Texto proporcionado:

Quizá el caso más sorprendente que muestra la confianza que las autoridades españolas depositaban en los capitanes tlaxcaltecos sea el de la campaña organizada en 1718 por el capitán protector de Colotlán Matías Blanco de Velasco, quien, teniendo noticia de que algunos indios habían invadido poblaciones cerca de Mezquitic, matando alguna gente, y refugiándose en la sierra de Chapultepec y sierra de los Michis, ordenó que salieran en campaña las compañías de Colotlán y Mezquitic a recorrer la sierra para capturar y castigar a los enemigos. La expedición se formó con no menos de 35 indios, y aunque era obligación de Blanco encabezarla, el capitán protector señaló que se hallaba enfermo e imposibilitado para asistir, por lo que comisionó al miliciano tlaxcalteca Bernabé Lozano para que fungiera como capitán durante los quince días que duró la expedición. Lozano recibió además nombramiento de escribano de guerra, para que llevara registro de la campaña, así como la lista de los soldados «ttodo lo que se ofrezca». El capitán protector cuidó además de redactar detalladas instrucciones de la forma en que debía llevarse a cabo la campaña: el modo en que marcharían los hombres con espías que registraran por adelantado el terreno; la forma de ejecutar los albazos para dar sobre el enemigo; la disciplina con que debía recogerse la tropa durante la noche, así como el número de centinelas que debían apostarse, su ubicación e, incluso, los castigos que recibirían quienes faltaran a sus obligaciones. Estas órdenes se entregaron al cabo de la milicia de Tlaxcala con indicación de que las leyera a los soldados todos los días que durara la campaña.  Matías Blanco quedó sumamente complacido con la actuación de los indios, por lo que los premió inhibiéndolos de la autoridad de las justicias y tenientes de capitán protector, señalando que, en adelante, cualquier causa referente a estos indios sería atendida por él personalmente.

Así, en los pueblos de las fronteras de Colotlán, los cargos de capitán a guerra y oficiales de las milicias eran tanto o más codiciados que el de gobernador, debido a las ventajas políticas que estos podían reportar. En la práctica tenían igual o mayor peso que los gobernadores; así, se afirmaba que los cargos de gobernador y capitán a guerra eran tenidos como «los más honoríficos en el referido pueblo».

A su favor estaba también el hecho de que los cargos eran vitalicios, a diferencia del gobernador y otros funcionarios del cabildo, cuya duración estaba limitada a un año (si bien había posibilidades de reelección). Fungir como capitán a guerra permitía a los indios ser el vínculo entre su capitán protector y los milicianos de los pueblos, obteniendo con ello un trato preferencial, a más de prestigio y reconocimiento social.

Sección de datos:

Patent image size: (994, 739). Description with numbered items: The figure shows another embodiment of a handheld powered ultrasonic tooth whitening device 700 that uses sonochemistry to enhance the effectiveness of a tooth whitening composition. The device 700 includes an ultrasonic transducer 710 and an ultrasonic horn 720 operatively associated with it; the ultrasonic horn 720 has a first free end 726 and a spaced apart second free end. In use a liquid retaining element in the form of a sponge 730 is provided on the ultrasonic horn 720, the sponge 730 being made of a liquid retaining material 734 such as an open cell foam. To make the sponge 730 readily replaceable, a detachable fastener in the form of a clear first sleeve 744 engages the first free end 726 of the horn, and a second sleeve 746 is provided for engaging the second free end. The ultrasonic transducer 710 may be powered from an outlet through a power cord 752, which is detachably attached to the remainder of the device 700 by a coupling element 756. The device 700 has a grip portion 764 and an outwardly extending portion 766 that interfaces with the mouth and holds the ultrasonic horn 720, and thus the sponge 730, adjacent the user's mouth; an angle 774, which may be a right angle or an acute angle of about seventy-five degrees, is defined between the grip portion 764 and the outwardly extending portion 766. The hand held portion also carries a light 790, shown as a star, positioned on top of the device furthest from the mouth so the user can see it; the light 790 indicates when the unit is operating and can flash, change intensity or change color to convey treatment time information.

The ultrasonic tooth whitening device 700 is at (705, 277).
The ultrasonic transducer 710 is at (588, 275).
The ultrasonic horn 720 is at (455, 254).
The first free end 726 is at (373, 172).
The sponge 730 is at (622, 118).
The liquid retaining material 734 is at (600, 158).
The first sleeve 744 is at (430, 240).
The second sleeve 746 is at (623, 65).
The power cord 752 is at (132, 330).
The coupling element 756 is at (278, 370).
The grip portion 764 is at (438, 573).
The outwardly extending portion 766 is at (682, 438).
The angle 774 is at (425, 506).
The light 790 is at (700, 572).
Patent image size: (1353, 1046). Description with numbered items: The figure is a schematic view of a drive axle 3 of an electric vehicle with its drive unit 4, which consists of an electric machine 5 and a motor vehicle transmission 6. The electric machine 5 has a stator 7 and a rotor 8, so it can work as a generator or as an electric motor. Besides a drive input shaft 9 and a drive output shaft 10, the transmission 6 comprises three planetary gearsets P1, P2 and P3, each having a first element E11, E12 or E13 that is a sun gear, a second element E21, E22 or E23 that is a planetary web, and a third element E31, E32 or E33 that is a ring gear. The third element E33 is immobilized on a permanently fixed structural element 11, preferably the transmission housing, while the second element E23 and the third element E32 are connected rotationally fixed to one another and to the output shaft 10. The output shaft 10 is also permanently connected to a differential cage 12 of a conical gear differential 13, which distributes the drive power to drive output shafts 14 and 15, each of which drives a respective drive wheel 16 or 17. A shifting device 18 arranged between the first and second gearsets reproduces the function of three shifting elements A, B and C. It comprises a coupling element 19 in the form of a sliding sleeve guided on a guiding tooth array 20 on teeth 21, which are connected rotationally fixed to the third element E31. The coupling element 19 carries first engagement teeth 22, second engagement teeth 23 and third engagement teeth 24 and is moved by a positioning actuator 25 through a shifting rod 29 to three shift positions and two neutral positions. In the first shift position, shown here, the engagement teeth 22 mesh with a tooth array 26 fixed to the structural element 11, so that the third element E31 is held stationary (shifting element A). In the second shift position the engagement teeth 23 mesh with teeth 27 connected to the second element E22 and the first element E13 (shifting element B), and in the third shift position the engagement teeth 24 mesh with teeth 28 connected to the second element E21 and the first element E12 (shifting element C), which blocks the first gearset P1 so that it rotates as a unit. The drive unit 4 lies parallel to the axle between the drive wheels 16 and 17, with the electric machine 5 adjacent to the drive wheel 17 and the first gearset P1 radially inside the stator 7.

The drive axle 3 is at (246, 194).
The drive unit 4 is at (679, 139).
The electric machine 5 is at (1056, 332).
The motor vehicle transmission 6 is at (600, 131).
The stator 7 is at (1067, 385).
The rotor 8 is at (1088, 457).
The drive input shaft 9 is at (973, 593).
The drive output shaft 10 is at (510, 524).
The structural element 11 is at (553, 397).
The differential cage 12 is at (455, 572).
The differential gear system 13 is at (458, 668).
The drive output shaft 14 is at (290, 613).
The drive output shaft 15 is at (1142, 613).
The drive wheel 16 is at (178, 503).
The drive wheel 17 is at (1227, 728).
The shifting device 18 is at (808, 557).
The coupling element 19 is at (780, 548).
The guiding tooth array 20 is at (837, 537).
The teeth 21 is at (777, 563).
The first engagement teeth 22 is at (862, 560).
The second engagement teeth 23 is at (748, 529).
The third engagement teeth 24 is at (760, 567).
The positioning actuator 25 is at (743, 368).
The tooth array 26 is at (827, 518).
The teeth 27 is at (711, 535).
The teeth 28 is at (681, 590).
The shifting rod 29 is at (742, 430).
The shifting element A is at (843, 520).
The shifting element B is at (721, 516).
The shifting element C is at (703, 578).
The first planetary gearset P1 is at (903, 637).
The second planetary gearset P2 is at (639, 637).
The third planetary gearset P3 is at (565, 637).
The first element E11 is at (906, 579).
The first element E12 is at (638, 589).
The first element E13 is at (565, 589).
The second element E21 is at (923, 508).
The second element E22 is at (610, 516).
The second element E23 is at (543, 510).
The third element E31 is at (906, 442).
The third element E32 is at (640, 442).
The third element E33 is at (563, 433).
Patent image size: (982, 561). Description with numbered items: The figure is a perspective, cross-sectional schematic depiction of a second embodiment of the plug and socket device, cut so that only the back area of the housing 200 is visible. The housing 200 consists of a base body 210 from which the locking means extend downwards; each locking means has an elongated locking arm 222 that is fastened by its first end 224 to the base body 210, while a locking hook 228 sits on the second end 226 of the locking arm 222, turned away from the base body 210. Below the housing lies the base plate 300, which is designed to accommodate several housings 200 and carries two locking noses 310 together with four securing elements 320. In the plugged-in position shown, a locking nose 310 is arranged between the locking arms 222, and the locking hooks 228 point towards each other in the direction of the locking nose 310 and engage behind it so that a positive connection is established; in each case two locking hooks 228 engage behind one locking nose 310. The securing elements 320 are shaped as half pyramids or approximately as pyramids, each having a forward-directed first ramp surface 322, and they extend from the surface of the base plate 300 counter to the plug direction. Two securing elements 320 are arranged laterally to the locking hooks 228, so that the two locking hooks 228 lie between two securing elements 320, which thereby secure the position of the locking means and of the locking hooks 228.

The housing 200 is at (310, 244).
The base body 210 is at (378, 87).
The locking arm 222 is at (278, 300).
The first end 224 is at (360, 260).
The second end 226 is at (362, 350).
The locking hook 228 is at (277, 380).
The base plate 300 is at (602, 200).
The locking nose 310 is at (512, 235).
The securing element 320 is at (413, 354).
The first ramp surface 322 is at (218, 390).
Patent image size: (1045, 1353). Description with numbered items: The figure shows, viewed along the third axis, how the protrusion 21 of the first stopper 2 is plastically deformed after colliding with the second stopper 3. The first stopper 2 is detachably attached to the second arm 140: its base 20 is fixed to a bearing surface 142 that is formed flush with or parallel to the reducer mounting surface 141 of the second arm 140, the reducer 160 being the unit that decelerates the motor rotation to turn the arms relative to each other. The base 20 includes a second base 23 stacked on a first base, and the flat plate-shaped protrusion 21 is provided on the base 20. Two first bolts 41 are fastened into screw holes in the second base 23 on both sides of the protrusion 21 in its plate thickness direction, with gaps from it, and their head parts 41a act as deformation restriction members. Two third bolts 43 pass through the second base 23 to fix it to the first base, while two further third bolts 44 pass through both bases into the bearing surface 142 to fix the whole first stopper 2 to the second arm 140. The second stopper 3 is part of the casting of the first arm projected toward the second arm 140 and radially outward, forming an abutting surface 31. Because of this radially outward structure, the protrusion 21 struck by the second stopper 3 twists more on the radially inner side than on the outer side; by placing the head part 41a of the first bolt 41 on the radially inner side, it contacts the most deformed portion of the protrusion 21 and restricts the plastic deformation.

Tarea asignada: Según el texto proporcionado, ¿a quién encargó Matías Blanco de Velasco que fungiera como capitán durante la expedición de 1718? Para responder, usa solo el texto.

Resultado obtenido: Al miliciano tlaxcalteca Bernabé Lozano.